* [Goal]: Determine how many lines in these records hold "structured". Only the number is wanted.

::::::::

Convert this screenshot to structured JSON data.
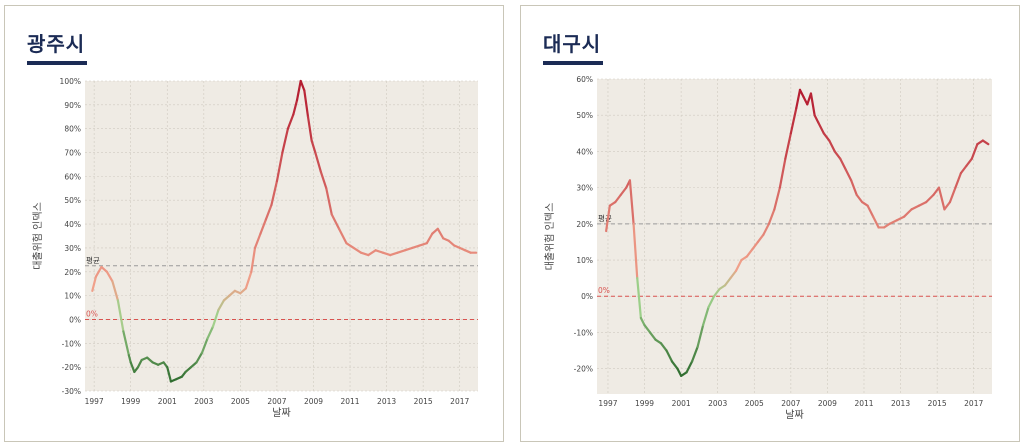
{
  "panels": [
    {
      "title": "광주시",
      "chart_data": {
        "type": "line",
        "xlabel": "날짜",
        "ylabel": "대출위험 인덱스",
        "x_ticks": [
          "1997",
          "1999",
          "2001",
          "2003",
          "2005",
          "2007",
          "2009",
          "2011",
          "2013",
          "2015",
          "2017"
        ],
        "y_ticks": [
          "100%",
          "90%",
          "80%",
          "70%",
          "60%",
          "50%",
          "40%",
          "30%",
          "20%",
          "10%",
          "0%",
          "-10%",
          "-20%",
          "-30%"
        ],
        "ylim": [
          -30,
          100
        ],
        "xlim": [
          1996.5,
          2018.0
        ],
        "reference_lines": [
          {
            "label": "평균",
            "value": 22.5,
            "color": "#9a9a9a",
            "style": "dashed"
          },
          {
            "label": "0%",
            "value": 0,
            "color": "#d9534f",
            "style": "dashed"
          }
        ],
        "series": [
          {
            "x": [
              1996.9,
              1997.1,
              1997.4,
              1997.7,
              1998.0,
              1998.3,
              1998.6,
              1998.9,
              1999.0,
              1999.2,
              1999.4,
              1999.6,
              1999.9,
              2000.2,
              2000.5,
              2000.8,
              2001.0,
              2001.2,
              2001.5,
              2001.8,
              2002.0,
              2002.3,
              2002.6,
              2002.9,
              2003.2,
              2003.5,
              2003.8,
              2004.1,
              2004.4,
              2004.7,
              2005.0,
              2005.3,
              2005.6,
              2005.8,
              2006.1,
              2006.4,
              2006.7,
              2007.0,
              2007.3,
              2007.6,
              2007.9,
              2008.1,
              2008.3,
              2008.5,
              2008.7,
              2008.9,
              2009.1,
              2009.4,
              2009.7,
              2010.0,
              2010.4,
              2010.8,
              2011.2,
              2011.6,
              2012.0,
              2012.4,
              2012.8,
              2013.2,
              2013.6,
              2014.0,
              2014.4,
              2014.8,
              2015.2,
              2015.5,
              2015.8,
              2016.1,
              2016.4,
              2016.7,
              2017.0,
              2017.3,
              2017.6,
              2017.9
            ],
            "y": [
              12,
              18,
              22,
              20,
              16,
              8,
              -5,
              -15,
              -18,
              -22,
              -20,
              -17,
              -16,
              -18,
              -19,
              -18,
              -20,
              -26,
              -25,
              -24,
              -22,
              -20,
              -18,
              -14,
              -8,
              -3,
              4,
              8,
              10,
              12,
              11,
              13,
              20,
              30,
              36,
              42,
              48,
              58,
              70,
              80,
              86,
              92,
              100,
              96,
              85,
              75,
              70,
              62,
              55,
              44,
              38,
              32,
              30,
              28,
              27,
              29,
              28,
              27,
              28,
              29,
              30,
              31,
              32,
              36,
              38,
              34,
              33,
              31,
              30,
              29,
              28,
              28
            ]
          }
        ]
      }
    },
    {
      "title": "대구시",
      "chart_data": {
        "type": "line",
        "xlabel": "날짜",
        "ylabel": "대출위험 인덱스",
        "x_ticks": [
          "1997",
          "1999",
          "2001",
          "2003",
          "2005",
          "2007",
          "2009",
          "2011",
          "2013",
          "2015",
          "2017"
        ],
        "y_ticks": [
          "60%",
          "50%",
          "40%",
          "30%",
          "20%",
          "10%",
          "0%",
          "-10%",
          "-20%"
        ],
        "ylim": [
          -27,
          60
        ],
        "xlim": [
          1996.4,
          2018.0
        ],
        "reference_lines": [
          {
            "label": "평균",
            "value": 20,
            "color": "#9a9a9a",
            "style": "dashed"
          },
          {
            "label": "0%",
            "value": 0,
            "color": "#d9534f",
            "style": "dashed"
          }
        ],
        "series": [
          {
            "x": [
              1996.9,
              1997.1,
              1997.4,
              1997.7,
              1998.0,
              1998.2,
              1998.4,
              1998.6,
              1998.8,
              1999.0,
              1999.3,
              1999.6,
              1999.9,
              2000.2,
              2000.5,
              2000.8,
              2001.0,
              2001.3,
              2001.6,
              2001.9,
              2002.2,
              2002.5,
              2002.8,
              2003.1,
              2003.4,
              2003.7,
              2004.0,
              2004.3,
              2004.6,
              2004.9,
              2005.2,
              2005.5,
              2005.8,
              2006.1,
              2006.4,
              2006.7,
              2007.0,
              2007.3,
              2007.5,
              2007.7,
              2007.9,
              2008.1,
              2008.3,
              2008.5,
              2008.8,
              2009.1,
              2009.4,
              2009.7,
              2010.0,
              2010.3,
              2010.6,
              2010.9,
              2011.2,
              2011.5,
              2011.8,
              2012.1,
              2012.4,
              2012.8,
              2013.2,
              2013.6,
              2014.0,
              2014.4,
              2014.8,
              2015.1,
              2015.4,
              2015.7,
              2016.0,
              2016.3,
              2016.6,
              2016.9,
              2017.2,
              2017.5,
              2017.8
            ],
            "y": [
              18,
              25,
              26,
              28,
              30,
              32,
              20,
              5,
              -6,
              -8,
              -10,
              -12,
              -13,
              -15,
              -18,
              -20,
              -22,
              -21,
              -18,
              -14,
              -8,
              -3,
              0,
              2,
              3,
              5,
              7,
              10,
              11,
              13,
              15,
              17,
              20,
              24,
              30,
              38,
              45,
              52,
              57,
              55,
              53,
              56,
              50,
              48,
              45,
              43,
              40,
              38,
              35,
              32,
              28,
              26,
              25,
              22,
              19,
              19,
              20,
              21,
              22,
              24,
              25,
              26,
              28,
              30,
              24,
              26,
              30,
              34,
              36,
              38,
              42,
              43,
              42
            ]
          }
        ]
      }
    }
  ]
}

::::::::

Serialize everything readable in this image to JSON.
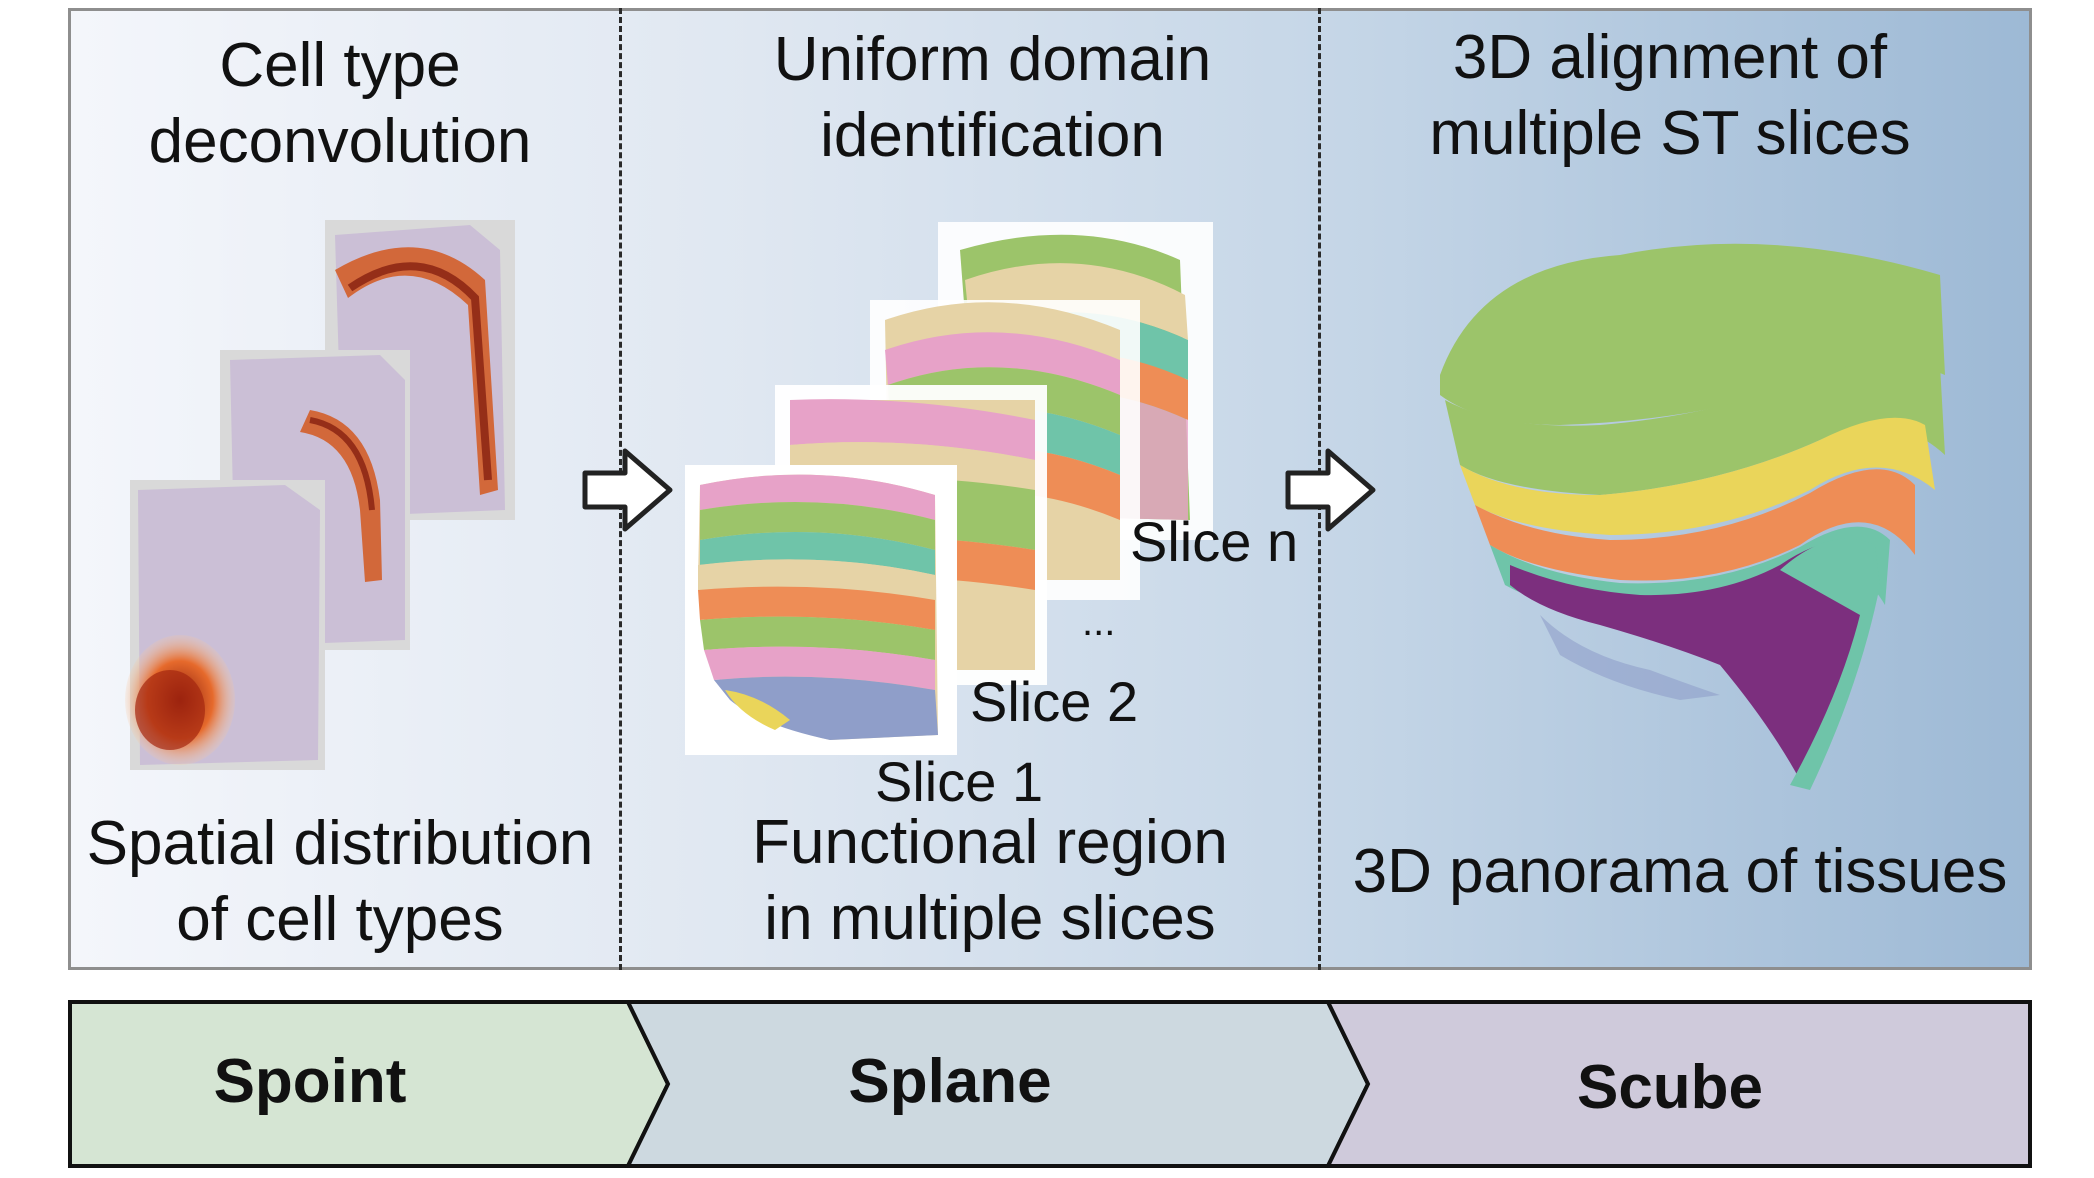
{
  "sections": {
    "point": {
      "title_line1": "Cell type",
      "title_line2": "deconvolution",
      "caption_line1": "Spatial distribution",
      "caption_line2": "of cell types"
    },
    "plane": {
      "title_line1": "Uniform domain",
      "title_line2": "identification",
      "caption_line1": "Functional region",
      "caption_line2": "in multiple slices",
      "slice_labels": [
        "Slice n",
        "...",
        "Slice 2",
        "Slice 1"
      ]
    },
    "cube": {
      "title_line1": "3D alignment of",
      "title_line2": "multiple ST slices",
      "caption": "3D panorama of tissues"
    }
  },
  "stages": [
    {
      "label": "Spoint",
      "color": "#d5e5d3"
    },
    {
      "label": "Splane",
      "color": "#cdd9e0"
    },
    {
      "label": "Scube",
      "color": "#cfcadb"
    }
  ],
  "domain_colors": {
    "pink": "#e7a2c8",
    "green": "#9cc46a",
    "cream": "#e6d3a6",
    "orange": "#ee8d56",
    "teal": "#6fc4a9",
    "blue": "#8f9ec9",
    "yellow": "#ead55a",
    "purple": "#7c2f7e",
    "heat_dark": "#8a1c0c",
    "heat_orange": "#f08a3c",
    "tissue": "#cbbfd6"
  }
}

::::::::

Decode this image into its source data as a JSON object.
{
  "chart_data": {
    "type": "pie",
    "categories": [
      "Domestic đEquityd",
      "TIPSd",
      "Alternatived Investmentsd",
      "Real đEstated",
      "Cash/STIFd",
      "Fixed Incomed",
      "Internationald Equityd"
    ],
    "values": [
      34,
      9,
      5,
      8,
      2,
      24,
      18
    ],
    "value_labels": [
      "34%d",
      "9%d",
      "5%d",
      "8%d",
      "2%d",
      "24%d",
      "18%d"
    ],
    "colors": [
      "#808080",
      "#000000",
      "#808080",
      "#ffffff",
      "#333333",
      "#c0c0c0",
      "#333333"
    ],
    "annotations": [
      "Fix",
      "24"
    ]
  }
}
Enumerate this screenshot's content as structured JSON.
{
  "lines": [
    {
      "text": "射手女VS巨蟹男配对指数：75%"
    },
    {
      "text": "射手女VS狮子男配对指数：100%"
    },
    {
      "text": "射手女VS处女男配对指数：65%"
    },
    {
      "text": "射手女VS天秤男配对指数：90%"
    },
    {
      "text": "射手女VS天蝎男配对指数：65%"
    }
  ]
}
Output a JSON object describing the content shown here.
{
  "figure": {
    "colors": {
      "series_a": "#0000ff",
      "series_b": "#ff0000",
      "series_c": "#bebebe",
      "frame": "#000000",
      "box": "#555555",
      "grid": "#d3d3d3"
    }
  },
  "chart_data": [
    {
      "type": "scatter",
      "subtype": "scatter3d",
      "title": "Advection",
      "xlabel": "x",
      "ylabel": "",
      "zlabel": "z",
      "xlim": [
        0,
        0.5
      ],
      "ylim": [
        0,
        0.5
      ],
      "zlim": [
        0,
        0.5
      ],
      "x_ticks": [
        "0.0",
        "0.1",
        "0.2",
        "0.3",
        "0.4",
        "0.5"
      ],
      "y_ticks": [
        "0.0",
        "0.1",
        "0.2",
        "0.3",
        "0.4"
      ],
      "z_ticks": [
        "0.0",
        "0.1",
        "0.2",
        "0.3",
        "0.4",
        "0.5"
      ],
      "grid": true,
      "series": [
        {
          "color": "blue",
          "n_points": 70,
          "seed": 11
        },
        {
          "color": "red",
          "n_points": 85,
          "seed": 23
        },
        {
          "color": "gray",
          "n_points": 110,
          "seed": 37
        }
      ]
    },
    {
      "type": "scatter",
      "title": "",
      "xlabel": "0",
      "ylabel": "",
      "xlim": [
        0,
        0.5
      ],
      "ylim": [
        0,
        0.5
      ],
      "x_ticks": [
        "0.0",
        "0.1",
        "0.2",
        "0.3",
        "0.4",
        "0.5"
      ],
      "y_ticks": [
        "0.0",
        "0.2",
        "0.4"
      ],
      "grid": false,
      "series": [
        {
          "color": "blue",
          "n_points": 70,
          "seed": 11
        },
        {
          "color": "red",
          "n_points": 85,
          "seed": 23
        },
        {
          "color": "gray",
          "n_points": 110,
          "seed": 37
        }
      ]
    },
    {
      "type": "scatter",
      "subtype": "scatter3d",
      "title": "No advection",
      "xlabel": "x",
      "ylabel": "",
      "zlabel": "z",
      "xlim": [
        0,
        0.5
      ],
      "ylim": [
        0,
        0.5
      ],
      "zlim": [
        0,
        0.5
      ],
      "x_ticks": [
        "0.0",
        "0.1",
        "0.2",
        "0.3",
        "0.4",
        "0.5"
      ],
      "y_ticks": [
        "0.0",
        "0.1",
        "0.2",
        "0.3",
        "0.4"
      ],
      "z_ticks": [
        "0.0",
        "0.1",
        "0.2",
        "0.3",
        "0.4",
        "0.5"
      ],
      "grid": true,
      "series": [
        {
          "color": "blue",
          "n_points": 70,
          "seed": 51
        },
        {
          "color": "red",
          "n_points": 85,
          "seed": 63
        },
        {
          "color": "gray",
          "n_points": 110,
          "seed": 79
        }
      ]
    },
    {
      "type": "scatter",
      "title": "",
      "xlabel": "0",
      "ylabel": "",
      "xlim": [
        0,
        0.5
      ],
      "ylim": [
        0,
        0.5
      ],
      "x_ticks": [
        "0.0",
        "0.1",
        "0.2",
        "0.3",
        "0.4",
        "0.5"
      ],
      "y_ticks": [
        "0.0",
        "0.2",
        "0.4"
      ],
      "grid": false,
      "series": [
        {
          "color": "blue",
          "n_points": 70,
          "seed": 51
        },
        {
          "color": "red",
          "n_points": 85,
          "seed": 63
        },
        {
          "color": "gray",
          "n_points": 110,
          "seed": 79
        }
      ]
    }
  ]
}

::::::::

* [Exercise answer]: 2